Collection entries
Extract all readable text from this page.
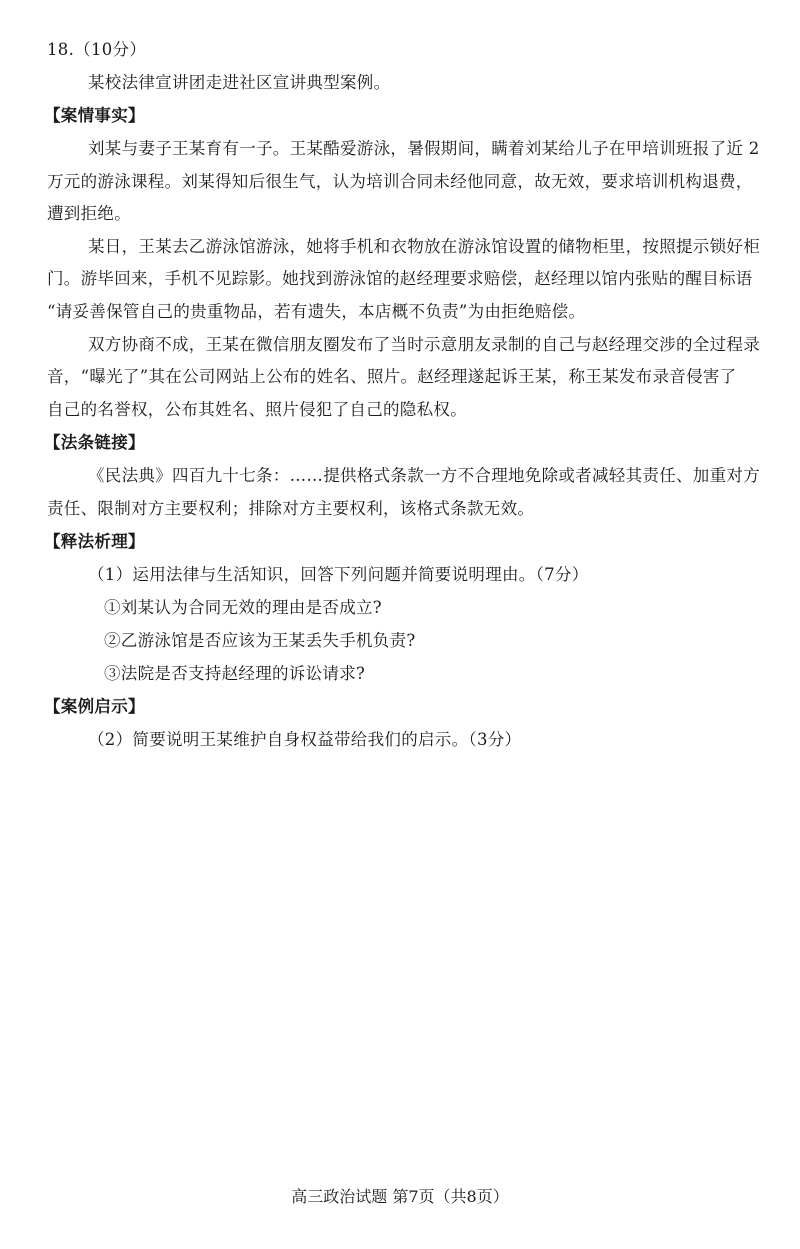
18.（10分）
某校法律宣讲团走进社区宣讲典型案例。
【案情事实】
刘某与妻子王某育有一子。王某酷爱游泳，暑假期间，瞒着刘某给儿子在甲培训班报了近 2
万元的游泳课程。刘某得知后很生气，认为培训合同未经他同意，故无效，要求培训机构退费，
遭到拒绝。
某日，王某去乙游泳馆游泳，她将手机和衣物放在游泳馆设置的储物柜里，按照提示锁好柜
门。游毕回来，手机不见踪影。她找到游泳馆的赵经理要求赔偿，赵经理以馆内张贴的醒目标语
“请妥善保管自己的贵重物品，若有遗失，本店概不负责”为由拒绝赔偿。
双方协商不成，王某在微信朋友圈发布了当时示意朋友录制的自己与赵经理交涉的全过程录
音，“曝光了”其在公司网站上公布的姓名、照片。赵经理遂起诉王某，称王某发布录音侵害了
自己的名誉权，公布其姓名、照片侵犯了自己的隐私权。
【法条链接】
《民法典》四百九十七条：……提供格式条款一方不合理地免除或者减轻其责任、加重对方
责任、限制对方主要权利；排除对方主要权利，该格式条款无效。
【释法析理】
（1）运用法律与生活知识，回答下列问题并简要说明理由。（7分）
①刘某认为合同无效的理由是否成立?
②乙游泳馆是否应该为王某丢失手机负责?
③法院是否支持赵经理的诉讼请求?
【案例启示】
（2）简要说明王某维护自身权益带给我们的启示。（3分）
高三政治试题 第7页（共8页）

▶ [PROBLEM DETAILS]:
Copy each line in full and exactly, omitting any picture.

▶ [FINISHED TASK]:
Extract all readable text from this page.
18.（10分）
某校法律宣讲团走进社区宣讲典型案例。
【案情事实】
刘某与妻子王某育有一子。王某酷爱游泳，暑假期间，瞒着刘某给儿子在甲培训班报了近 2
万元的游泳课程。刘某得知后很生气，认为培训合同未经他同意，故无效，要求培训机构退费，
遭到拒绝。
某日，王某去乙游泳馆游泳，她将手机和衣物放在游泳馆设置的储物柜里，按照提示锁好柜
门。游毕回来，手机不见踪影。她找到游泳馆的赵经理要求赔偿，赵经理以馆内张贴的醒目标语
“请妥善保管自己的贵重物品，若有遗失，本店概不负责”为由拒绝赔偿。
双方协商不成，王某在微信朋友圈发布了当时示意朋友录制的自己与赵经理交涉的全过程录
音，“曝光了”其在公司网站上公布的姓名、照片。赵经理遂起诉王某，称王某发布录音侵害了
自己的名誉权，公布其姓名、照片侵犯了自己的隐私权。
【法条链接】
《民法典》四百九十七条：……提供格式条款一方不合理地免除或者减轻其责任、加重对方
责任、限制对方主要权利；排除对方主要权利，该格式条款无效。
【释法析理】
（1）运用法律与生活知识，回答下列问题并简要说明理由。（7分）
①刘某认为合同无效的理由是否成立?
②乙游泳馆是否应该为王某丢失手机负责?
③法院是否支持赵经理的诉讼请求?
【案例启示】
（2）简要说明王某维护自身权益带给我们的启示。（3分）
高三政治试题 第7页（共8页）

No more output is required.